*STORED ROWS*.
▼
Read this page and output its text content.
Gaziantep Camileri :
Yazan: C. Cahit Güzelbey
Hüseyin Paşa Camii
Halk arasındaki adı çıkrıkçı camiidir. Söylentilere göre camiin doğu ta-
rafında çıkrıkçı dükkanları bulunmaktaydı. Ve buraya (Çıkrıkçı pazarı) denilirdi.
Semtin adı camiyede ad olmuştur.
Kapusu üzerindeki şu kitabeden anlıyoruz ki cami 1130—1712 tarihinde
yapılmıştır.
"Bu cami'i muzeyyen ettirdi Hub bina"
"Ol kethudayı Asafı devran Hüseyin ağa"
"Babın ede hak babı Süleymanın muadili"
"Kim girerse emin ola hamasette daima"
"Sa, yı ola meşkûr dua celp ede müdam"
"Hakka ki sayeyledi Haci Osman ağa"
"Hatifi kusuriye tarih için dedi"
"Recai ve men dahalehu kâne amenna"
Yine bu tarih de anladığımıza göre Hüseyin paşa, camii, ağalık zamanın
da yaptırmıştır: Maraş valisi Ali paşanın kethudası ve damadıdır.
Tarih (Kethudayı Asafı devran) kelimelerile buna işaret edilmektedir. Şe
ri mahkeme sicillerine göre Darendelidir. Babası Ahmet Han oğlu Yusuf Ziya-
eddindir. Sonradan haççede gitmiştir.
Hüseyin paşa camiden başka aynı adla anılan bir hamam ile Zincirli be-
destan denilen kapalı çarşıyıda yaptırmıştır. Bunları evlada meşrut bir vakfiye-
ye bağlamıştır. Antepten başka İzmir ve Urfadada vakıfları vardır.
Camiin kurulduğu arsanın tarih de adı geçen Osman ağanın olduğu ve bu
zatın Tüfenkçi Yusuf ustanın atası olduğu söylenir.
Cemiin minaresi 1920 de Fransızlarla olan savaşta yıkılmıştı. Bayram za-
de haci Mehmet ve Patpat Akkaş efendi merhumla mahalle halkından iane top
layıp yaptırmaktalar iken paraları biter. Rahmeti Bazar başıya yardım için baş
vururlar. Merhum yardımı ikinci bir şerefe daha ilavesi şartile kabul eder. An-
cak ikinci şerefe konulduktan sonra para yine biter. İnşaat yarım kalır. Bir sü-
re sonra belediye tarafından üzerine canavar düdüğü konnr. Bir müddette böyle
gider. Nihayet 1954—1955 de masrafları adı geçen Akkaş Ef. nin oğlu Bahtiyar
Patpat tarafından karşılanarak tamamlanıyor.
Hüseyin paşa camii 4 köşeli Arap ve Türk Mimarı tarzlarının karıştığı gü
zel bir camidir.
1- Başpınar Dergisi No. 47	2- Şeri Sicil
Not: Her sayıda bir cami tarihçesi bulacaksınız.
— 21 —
▲
*REQUEST*. Copy all the records above exactly, missing none.

*FULL RESPONSE*.
Read this page and output its text content.
Gaziantep Camileri :
Yazan: C. Cahit Güzelbey
Hüseyin Paşa Camii
Halk arasındaki adı çıkrıkçı camiidir. Söylentilere göre camiin doğu ta-
rafında çıkrıkçı dükkanları bulunmaktaydı. Ve buraya (Çıkrıkçı pazarı) denilirdi.
Semtin adı camiyede ad olmuştur.
Kapusu üzerindeki şu kitabeden anlıyoruz ki cami 1130—1712 tarihinde
yapılmıştır.
"Bu cami'i muzeyyen ettirdi Hub bina"
"Ol kethudayı Asafı devran Hüseyin ağa"
"Babın ede hak babı Süleymanın muadili"
"Kim girerse emin ola hamasette daima"
"Sa, yı ola meşkûr dua celp ede müdam"
"Hakka ki sayeyledi Haci Osman ağa"
"Hatifi kusuriye tarih için dedi"
"Recai ve men dahalehu kâne amenna"
Yine bu tarih de anladığımıza göre Hüseyin paşa, camii, ağalık zamanın
da yaptırmıştır: Maraş valisi Ali paşanın kethudası ve damadıdır.
Tarih (Kethudayı Asafı devran) kelimelerile buna işaret edilmektedir. Şe
ri mahkeme sicillerine göre Darendelidir. Babası Ahmet Han oğlu Yusuf Ziya-
eddindir. Sonradan haççede gitmiştir.
Hüseyin paşa camiden başka aynı adla anılan bir hamam ile Zincirli be-
destan denilen kapalı çarşıyıda yaptırmıştır. Bunları evlada meşrut bir vakfiye-
ye bağlamıştır. Antepten başka İzmir ve Urfadada vakıfları vardır.
Camiin kurulduğu arsanın tarih de adı geçen Osman ağanın olduğu ve bu
zatın Tüfenkçi Yusuf ustanın atası olduğu söylenir.
Cemiin minaresi 1920 de Fransızlarla olan savaşta yıkılmıştı. Bayram za-
de haci Mehmet ve Patpat Akkaş efendi merhumla mahalle halkından iane top
layıp yaptırmaktalar iken paraları biter. Rahmeti Bazar başıya yardım için baş
vururlar. Merhum yardımı ikinci bir şerefe daha ilavesi şartile kabul eder. An-
cak ikinci şerefe konulduktan sonra para yine biter. İnşaat yarım kalır. Bir sü-
re sonra belediye tarafından üzerine canavar düdüğü konnr. Bir müddette böyle
gider. Nihayet 1954—1955 de masrafları adı geçen Akkaş Ef. nin oğlu Bahtiyar
Patpat tarafından karşılanarak tamamlanıyor.
Hüseyin paşa camii 4 köşeli Arap ve Türk Mimarı tarzlarının karıştığı gü
zel bir camidir.
1- Başpınar Dergisi No. 47	2- Şeri Sicil
Not: Her sayıda bir cami tarihçesi bulacaksınız.
— 21 —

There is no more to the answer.